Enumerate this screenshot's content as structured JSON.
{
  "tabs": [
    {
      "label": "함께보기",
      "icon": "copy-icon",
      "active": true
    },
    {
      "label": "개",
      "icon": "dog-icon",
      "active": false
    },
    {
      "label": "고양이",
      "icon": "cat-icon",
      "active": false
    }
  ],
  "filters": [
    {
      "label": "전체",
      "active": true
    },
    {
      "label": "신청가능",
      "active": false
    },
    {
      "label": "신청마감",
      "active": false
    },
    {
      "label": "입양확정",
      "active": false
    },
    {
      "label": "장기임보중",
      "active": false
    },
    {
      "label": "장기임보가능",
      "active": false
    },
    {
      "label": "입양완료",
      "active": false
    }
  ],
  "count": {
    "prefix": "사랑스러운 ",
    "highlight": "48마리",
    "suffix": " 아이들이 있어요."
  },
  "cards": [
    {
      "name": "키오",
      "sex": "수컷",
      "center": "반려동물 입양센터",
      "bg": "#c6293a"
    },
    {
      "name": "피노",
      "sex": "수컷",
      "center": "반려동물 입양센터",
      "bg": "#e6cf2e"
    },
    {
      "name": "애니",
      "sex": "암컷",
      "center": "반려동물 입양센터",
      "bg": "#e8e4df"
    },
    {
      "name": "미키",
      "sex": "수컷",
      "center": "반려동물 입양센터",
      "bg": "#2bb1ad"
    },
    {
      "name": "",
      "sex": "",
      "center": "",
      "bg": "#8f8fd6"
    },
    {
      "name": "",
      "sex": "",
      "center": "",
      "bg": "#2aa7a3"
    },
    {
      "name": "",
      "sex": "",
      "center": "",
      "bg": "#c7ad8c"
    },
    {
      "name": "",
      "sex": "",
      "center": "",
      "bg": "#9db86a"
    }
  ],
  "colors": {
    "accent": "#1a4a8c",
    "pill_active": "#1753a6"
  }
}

—————

# WORK REQUIRED
Each entry above is to be printed again exactly.

# TASK OUTPUT
Enumerate this screenshot's content as structured JSON.
{
  "tabs": [
    {
      "label": "함께보기",
      "icon": "copy-icon",
      "active": true
    },
    {
      "label": "개",
      "icon": "dog-icon",
      "active": false
    },
    {
      "label": "고양이",
      "icon": "cat-icon",
      "active": false
    }
  ],
  "filters": [
    {
      "label": "전체",
      "active": true
    },
    {
      "label": "신청가능",
      "active": false
    },
    {
      "label": "신청마감",
      "active": false
    },
    {
      "label": "입양확정",
      "active": false
    },
    {
      "label": "장기임보중",
      "active": false
    },
    {
      "label": "장기임보가능",
      "active": false
    },
    {
      "label": "입양완료",
      "active": false
    }
  ],
  "count": {
    "prefix": "사랑스러운 ",
    "highlight": "48마리",
    "suffix": " 아이들이 있어요."
  },
  "cards": [
    {
      "name": "키오",
      "sex": "수컷",
      "center": "반려동물 입양센터",
      "bg": "#c6293a"
    },
    {
      "name": "피노",
      "sex": "수컷",
      "center": "반려동물 입양센터",
      "bg": "#e6cf2e"
    },
    {
      "name": "애니",
      "sex": "암컷",
      "center": "반려동물 입양센터",
      "bg": "#e8e4df"
    },
    {
      "name": "미키",
      "sex": "수컷",
      "center": "반려동물 입양센터",
      "bg": "#2bb1ad"
    },
    {
      "name": "",
      "sex": "",
      "center": "",
      "bg": "#8f8fd6"
    },
    {
      "name": "",
      "sex": "",
      "center": "",
      "bg": "#2aa7a3"
    },
    {
      "name": "",
      "sex": "",
      "center": "",
      "bg": "#c7ad8c"
    },
    {
      "name": "",
      "sex": "",
      "center": "",
      "bg": "#9db86a"
    }
  ],
  "colors": {
    "accent": "#1a4a8c",
    "pill_active": "#1753a6"
  }
}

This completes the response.